• **Directions**: Copy the data below exactly.
┏━━
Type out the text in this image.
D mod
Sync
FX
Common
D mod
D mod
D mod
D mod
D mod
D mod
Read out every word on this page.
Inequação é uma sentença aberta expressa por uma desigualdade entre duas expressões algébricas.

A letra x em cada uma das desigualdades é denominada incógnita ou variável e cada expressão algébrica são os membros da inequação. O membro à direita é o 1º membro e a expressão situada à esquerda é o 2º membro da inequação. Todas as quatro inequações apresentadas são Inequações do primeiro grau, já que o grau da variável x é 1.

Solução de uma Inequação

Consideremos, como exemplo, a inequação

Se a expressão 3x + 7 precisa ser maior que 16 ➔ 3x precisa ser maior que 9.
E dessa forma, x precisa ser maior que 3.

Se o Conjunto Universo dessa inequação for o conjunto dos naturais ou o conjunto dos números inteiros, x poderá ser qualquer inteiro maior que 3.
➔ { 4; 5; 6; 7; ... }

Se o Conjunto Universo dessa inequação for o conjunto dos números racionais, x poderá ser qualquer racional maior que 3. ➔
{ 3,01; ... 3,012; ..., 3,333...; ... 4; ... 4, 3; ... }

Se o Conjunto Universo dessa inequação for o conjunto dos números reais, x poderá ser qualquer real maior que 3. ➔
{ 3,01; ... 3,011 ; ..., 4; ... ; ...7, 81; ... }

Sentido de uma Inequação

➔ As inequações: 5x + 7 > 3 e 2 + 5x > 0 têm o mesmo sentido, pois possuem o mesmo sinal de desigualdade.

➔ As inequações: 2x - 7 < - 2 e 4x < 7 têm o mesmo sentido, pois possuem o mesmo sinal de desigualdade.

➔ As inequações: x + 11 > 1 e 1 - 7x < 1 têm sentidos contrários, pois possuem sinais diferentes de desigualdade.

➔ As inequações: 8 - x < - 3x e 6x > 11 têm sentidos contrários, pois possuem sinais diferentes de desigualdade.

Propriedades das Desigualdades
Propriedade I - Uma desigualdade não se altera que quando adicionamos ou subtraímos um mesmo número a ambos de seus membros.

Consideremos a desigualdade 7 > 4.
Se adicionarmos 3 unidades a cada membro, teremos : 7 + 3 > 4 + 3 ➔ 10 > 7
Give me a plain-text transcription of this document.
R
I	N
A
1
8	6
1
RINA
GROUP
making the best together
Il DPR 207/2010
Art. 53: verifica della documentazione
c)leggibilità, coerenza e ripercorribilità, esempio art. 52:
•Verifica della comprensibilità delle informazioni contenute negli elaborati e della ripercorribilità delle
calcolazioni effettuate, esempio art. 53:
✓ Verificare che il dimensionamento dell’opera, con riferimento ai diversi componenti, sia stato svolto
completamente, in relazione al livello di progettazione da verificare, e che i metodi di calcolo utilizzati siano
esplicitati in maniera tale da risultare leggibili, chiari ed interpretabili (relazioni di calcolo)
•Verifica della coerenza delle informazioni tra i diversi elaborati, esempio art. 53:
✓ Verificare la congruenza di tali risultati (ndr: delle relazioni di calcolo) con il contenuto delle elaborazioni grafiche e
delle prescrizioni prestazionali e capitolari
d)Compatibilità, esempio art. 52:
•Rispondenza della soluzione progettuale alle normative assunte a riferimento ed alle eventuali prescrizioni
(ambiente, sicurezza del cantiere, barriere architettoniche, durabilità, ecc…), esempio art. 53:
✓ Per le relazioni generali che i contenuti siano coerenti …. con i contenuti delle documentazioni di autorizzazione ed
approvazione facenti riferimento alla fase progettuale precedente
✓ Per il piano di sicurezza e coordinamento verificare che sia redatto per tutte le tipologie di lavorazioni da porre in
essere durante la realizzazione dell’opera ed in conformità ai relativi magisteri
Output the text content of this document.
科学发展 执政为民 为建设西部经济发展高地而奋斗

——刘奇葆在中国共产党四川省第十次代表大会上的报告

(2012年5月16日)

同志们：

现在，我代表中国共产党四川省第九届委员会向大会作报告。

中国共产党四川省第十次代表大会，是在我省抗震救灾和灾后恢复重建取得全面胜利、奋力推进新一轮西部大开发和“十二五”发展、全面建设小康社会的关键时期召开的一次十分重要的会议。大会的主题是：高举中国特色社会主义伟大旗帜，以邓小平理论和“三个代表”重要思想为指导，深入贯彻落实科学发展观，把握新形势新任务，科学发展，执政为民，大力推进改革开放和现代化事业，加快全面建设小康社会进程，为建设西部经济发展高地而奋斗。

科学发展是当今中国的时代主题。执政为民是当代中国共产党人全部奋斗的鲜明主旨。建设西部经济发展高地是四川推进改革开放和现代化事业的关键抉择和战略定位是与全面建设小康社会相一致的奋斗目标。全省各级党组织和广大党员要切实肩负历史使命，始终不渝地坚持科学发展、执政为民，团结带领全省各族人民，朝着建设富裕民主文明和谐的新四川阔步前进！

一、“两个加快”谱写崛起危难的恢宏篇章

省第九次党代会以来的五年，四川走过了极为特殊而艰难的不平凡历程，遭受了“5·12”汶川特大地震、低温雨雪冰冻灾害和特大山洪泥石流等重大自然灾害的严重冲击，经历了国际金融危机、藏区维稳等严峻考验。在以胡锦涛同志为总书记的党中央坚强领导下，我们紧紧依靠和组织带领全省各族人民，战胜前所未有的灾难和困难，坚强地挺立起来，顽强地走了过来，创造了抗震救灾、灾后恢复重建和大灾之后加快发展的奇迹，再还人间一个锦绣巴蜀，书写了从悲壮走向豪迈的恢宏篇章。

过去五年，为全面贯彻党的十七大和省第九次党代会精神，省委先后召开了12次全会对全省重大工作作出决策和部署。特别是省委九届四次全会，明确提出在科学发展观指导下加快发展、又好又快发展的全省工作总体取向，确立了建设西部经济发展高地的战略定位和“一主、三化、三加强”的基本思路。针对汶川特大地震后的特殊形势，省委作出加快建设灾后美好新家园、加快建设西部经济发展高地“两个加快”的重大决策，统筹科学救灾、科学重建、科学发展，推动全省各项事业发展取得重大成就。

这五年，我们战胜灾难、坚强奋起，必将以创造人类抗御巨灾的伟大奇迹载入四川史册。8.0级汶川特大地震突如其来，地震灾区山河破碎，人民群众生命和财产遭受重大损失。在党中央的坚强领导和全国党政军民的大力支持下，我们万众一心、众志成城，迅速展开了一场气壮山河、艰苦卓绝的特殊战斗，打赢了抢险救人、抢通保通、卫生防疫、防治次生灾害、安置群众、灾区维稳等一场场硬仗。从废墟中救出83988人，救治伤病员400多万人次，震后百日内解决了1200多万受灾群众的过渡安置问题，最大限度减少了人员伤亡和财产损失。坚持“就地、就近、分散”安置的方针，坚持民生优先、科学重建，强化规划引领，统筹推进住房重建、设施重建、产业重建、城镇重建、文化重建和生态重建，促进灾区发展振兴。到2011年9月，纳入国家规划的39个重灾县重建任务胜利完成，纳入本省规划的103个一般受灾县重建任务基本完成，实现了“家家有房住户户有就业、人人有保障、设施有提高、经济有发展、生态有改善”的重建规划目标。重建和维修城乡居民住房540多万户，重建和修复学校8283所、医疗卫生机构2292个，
┗━━
• **The solution**:
Type out the text in this image.
D mod
Sync
FX
Common
D mod
D mod
D mod
D mod
D mod
D mod
Read out every word on this page.
Inequação é uma sentença aberta expressa por uma desigualdade entre duas expressões algébricas.

A letra x em cada uma das desigualdades é denominada incógnita ou variável e cada expressão algébrica são os membros da inequação. O membro à direita é o 1º membro e a expressão situada à esquerda é o 2º membro da inequação. Todas as quatro inequações apresentadas são Inequações do primeiro grau, já que o grau da variável x é 1.

Solução de uma Inequação

Consideremos, como exemplo, a inequação

Se a expressão 3x + 7 precisa ser maior que 16 ➔ 3x precisa ser maior que 9.
E dessa forma, x precisa ser maior que 3.

Se o Conjunto Universo dessa inequação for o conjunto dos naturais ou o conjunto dos números inteiros, x poderá ser qualquer inteiro maior que 3.
➔ { 4; 5; 6; 7; ... }

Se o Conjunto Universo dessa inequação for o conjunto dos números racionais, x poderá ser qualquer racional maior que 3. ➔
{ 3,01; ... 3,012; ..., 3,333...; ... 4; ... 4, 3; ... }

Se o Conjunto Universo dessa inequação for o conjunto dos números reais, x poderá ser qualquer real maior que 3. ➔
{ 3,01; ... 3,011 ; ..., 4; ... ; ...7, 81; ... }

Sentido de uma Inequação

➔ As inequações: 5x + 7 > 3 e 2 + 5x > 0 têm o mesmo sentido, pois possuem o mesmo sinal de desigualdade.

➔ As inequações: 2x - 7 < - 2 e 4x < 7 têm o mesmo sentido, pois possuem o mesmo sinal de desigualdade.

➔ As inequações: x + 11 > 1 e 1 - 7x < 1 têm sentidos contrários, pois possuem sinais diferentes de desigualdade.

➔ As inequações: 8 - x < - 3x e 6x > 11 têm sentidos contrários, pois possuem sinais diferentes de desigualdade.

Propriedades das Desigualdades
Propriedade I - Uma desigualdade não se altera que quando adicionamos ou subtraímos um mesmo número a ambos de seus membros.

Consideremos a desigualdade 7 > 4.
Se adicionarmos 3 unidades a cada membro, teremos : 7 + 3 > 4 + 3 ➔ 10 > 7
Give me a plain-text transcription of this document.
R
I	N
A
1
8	6
1
RINA
GROUP
making the best together
Il DPR 207/2010
Art. 53: verifica della documentazione
c)leggibilità, coerenza e ripercorribilità, esempio art. 52:
•Verifica della comprensibilità delle informazioni contenute negli elaborati e della ripercorribilità delle
calcolazioni effettuate, esempio art. 53:
✓ Verificare che il dimensionamento dell’opera, con riferimento ai diversi componenti, sia stato svolto
completamente, in relazione al livello di progettazione da verificare, e che i metodi di calcolo utilizzati siano
esplicitati in maniera tale da risultare leggibili, chiari ed interpretabili (relazioni di calcolo)
•Verifica della coerenza delle informazioni tra i diversi elaborati, esempio art. 53:
✓ Verificare la congruenza di tali risultati (ndr: delle relazioni di calcolo) con il contenuto delle elaborazioni grafiche e
delle prescrizioni prestazionali e capitolari
d)Compatibilità, esempio art. 52:
•Rispondenza della soluzione progettuale alle normative assunte a riferimento ed alle eventuali prescrizioni
(ambiente, sicurezza del cantiere, barriere architettoniche, durabilità, ecc…), esempio art. 53:
✓ Per le relazioni generali che i contenuti siano coerenti …. con i contenuti delle documentazioni di autorizzazione ed
approvazione facenti riferimento alla fase progettuale precedente
✓ Per il piano di sicurezza e coordinamento verificare che sia redatto per tutte le tipologie di lavorazioni da porre in
essere durante la realizzazione dell’opera ed in conformità ai relativi magisteri
Output the text content of this document.
科学发展 执政为民 为建设西部经济发展高地而奋斗

——刘奇葆在中国共产党四川省第十次代表大会上的报告

(2012年5月16日)

同志们：

现在，我代表中国共产党四川省第九届委员会向大会作报告。

中国共产党四川省第十次代表大会，是在我省抗震救灾和灾后恢复重建取得全面胜利、奋力推进新一轮西部大开发和“十二五”发展、全面建设小康社会的关键时期召开的一次十分重要的会议。大会的主题是：高举中国特色社会主义伟大旗帜，以邓小平理论和“三个代表”重要思想为指导，深入贯彻落实科学发展观，把握新形势新任务，科学发展，执政为民，大力推进改革开放和现代化事业，加快全面建设小康社会进程，为建设西部经济发展高地而奋斗。

科学发展是当今中国的时代主题。执政为民是当代中国共产党人全部奋斗的鲜明主旨。建设西部经济发展高地是四川推进改革开放和现代化事业的关键抉择和战略定位是与全面建设小康社会相一致的奋斗目标。全省各级党组织和广大党员要切实肩负历史使命，始终不渝地坚持科学发展、执政为民，团结带领全省各族人民，朝着建设富裕民主文明和谐的新四川阔步前进！

一、“两个加快”谱写崛起危难的恢宏篇章

省第九次党代会以来的五年，四川走过了极为特殊而艰难的不平凡历程，遭受了“5·12”汶川特大地震、低温雨雪冰冻灾害和特大山洪泥石流等重大自然灾害的严重冲击，经历了国际金融危机、藏区维稳等严峻考验。在以胡锦涛同志为总书记的党中央坚强领导下，我们紧紧依靠和组织带领全省各族人民，战胜前所未有的灾难和困难，坚强地挺立起来，顽强地走了过来，创造了抗震救灾、灾后恢复重建和大灾之后加快发展的奇迹，再还人间一个锦绣巴蜀，书写了从悲壮走向豪迈的恢宏篇章。

过去五年，为全面贯彻党的十七大和省第九次党代会精神，省委先后召开了12次全会对全省重大工作作出决策和部署。特别是省委九届四次全会，明确提出在科学发展观指导下加快发展、又好又快发展的全省工作总体取向，确立了建设西部经济发展高地的战略定位和“一主、三化、三加强”的基本思路。针对汶川特大地震后的特殊形势，省委作出加快建设灾后美好新家园、加快建设西部经济发展高地“两个加快”的重大决策，统筹科学救灾、科学重建、科学发展，推动全省各项事业发展取得重大成就。

这五年，我们战胜灾难、坚强奋起，必将以创造人类抗御巨灾的伟大奇迹载入四川史册。8.0级汶川特大地震突如其来，地震灾区山河破碎，人民群众生命和财产遭受重大损失。在党中央的坚强领导和全国党政军民的大力支持下，我们万众一心、众志成城，迅速展开了一场气壮山河、艰苦卓绝的特殊战斗，打赢了抢险救人、抢通保通、卫生防疫、防治次生灾害、安置群众、灾区维稳等一场场硬仗。从废墟中救出83988人，救治伤病员400多万人次，震后百日内解决了1200多万受灾群众的过渡安置问题，最大限度减少了人员伤亡和财产损失。坚持“就地、就近、分散”安置的方针，坚持民生优先、科学重建，强化规划引领，统筹推进住房重建、设施重建、产业重建、城镇重建、文化重建和生态重建，促进灾区发展振兴。到2011年9月，纳入国家规划的39个重灾县重建任务胜利完成，纳入本省规划的103个一般受灾县重建任务基本完成，实现了“家家有房住户户有就业、人人有保障、设施有提高、经济有发展、生态有改善”的重建规划目标。重建和维修城乡居民住房540多万户，重建和修复学校8283所、医疗卫生机构2292个，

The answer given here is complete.